[Dataset rows]

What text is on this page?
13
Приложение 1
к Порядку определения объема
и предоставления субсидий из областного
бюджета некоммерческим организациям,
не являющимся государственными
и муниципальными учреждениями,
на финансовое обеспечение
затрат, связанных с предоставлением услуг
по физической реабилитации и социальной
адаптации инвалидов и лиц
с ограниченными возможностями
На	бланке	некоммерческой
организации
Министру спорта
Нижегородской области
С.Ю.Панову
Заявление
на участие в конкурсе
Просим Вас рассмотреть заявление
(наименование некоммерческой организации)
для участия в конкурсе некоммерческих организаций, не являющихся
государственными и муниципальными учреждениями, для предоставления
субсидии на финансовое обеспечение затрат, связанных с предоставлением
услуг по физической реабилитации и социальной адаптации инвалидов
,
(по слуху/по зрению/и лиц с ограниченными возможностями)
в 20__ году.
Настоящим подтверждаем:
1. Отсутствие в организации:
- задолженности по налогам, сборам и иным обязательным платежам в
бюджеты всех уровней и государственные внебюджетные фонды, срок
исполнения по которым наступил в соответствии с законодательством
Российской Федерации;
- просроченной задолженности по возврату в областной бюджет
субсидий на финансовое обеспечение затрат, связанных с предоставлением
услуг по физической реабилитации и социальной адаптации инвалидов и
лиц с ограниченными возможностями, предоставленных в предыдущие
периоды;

[WHAT YOU SHOULD DO] Your task is to repeat every line exactly.

[ANSWER TO THE TASK]
What text is on this page?
13
Приложение 1
к Порядку определения объема
и предоставления субсидий из областного
бюджета некоммерческим организациям,
не являющимся государственными
и муниципальными учреждениями,
на финансовое обеспечение
затрат, связанных с предоставлением услуг
по физической реабилитации и социальной
адаптации инвалидов и лиц
с ограниченными возможностями
На	бланке	некоммерческой
организации
Министру спорта
Нижегородской области
С.Ю.Панову
Заявление
на участие в конкурсе
Просим Вас рассмотреть заявление
(наименование некоммерческой организации)
для участия в конкурсе некоммерческих организаций, не являющихся
государственными и муниципальными учреждениями, для предоставления
субсидии на финансовое обеспечение затрат, связанных с предоставлением
услуг по физической реабилитации и социальной адаптации инвалидов
,
(по слуху/по зрению/и лиц с ограниченными возможностями)
в 20__ году.
Настоящим подтверждаем:
1. Отсутствие в организации:
- задолженности по налогам, сборам и иным обязательным платежам в
бюджеты всех уровней и государственные внебюджетные фонды, срок
исполнения по которым наступил в соответствии с законодательством
Российской Федерации;
- просроченной задолженности по возврату в областной бюджет
субсидий на финансовое обеспечение затрат, связанных с предоставлением
услуг по физической реабилитации и социальной адаптации инвалидов и
лиц с ограниченными возможностями, предоставленных в предыдущие
периоды;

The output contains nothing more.